▶ Given instruction
Check every line of the material below for the string "group", and return the ones that have it.

────────────────────

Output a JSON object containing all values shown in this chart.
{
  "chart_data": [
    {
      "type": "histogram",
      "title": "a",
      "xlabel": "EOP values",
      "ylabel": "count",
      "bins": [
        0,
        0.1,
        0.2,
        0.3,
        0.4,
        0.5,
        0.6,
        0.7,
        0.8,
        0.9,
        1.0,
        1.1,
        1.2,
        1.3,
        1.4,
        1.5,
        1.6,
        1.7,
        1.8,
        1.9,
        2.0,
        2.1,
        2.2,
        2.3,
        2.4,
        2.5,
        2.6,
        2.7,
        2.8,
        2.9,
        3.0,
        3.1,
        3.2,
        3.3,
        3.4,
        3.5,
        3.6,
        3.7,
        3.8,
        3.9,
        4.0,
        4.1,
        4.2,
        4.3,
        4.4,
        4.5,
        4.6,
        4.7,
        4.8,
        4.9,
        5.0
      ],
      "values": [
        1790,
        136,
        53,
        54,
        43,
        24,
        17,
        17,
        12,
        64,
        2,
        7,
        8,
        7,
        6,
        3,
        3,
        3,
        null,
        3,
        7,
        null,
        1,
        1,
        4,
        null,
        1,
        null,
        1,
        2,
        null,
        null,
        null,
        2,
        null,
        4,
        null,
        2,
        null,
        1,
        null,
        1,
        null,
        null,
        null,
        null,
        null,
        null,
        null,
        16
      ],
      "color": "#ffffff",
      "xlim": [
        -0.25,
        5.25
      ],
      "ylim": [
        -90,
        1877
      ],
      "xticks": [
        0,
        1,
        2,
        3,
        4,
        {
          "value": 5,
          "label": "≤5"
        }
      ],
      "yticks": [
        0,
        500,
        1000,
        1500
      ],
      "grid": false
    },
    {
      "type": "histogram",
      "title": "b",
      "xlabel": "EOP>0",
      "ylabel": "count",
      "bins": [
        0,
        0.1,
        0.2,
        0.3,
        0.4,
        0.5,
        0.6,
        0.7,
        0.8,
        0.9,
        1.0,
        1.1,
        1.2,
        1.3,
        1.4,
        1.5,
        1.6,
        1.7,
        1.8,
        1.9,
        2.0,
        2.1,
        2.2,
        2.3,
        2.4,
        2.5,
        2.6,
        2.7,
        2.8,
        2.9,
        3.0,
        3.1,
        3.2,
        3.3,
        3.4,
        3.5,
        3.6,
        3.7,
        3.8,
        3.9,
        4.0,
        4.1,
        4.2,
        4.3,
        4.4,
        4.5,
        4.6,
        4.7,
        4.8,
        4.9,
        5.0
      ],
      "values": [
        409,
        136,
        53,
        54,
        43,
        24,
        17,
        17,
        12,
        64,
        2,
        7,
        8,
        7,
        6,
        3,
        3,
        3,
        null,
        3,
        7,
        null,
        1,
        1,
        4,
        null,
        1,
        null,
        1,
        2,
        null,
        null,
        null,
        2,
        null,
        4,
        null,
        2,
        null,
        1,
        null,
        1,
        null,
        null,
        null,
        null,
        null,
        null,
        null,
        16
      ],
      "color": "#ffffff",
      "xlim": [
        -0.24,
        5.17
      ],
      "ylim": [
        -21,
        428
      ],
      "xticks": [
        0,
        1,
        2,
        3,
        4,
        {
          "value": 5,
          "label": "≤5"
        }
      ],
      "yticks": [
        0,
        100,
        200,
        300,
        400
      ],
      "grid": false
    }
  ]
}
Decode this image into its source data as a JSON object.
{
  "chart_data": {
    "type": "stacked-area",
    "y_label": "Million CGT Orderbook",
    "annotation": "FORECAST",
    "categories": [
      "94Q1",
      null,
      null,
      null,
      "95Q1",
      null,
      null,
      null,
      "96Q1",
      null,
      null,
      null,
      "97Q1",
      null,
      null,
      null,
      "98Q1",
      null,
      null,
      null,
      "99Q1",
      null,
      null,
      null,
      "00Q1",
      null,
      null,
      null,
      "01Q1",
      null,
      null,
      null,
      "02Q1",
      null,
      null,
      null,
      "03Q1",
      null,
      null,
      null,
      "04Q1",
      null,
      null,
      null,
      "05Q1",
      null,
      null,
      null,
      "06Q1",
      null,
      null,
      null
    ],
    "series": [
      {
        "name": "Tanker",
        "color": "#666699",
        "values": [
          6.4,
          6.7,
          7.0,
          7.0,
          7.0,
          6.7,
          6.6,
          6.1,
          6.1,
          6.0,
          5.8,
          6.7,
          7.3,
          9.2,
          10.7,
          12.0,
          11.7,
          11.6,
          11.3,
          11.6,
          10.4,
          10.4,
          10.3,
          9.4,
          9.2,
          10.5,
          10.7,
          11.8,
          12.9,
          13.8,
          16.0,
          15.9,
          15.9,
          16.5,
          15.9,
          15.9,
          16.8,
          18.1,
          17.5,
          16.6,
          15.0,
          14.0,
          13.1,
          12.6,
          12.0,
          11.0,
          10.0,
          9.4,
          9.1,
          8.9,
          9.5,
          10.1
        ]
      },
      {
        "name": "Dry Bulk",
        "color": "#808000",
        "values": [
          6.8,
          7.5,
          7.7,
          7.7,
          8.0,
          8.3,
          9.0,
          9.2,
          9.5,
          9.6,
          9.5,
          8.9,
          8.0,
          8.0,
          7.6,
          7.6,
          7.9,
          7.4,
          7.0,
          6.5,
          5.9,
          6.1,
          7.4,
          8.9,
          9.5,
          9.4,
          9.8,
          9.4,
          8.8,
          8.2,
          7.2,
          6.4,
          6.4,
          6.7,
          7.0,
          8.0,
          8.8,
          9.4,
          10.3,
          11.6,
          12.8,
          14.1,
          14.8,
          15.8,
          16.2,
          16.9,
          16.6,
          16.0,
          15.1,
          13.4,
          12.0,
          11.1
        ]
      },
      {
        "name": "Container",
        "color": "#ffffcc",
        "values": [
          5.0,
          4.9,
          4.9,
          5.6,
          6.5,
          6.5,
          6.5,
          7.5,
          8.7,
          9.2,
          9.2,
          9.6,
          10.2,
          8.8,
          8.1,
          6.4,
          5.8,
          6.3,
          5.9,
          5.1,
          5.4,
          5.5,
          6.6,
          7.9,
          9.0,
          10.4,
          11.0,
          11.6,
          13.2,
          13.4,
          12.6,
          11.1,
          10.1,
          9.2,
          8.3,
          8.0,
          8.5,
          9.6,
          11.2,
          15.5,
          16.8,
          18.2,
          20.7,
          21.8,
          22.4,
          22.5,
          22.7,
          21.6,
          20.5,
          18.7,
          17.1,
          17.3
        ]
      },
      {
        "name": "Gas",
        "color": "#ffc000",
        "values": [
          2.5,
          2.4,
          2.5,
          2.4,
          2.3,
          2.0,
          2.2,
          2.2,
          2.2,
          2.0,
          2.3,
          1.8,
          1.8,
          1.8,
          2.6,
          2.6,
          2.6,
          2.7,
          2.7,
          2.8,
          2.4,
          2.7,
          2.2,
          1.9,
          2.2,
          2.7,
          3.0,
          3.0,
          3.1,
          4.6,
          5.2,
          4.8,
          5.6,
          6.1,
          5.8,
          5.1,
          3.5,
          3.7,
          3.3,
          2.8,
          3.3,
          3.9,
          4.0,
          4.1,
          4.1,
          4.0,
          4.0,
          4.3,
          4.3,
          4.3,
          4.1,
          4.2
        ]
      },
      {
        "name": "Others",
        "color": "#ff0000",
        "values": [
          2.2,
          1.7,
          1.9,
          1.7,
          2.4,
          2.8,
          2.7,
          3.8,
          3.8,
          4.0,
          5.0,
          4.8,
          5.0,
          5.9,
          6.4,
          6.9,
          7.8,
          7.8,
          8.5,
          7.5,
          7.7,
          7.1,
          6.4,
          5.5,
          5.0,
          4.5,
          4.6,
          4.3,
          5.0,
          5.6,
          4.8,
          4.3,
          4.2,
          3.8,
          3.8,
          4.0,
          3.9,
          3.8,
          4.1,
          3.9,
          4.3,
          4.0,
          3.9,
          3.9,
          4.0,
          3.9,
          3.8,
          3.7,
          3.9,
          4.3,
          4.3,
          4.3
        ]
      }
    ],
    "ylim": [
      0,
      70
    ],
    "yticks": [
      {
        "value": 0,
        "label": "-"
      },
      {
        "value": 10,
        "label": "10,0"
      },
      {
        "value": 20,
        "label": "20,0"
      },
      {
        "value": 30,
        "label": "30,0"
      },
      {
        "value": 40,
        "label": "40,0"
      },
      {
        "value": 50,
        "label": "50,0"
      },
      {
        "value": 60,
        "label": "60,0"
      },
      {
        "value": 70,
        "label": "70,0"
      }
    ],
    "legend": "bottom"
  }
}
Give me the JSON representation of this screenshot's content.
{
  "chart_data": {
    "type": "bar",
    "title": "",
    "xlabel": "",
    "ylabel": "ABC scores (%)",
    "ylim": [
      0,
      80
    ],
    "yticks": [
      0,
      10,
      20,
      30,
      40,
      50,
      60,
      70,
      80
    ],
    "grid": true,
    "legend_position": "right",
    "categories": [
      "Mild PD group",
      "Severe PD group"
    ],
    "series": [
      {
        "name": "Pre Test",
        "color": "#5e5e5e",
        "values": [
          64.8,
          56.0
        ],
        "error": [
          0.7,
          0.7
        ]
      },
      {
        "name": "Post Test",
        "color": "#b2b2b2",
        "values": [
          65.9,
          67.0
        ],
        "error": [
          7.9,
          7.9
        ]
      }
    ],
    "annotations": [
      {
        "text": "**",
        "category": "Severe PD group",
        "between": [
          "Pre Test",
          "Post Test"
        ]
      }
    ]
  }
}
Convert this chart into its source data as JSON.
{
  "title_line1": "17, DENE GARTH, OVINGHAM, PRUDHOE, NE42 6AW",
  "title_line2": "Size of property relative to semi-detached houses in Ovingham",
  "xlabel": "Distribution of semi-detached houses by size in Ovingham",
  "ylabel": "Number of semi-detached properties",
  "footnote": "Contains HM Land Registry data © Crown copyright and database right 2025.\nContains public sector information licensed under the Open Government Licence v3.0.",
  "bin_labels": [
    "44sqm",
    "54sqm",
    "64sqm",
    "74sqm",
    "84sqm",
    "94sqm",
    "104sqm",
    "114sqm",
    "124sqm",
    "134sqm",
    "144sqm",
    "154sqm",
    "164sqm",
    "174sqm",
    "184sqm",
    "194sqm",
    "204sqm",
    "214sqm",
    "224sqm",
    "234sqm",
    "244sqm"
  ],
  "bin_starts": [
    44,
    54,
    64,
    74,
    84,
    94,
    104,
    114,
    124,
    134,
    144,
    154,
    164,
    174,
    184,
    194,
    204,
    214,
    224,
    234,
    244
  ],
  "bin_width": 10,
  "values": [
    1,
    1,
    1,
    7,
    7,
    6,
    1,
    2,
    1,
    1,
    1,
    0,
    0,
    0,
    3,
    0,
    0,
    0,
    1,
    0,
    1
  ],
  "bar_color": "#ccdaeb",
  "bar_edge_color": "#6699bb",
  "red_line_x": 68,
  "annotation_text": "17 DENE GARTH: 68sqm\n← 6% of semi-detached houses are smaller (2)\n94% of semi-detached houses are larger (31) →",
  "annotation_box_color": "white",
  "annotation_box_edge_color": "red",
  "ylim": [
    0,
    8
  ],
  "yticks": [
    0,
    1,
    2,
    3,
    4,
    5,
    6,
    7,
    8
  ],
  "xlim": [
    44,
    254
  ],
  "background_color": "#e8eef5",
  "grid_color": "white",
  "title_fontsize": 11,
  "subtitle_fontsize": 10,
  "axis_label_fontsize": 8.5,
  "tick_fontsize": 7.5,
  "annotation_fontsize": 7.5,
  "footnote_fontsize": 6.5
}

────────────────────

▶ Answer for the task
      "Mild PD group",
      "Severe PD group"
        "category": "Severe PD group",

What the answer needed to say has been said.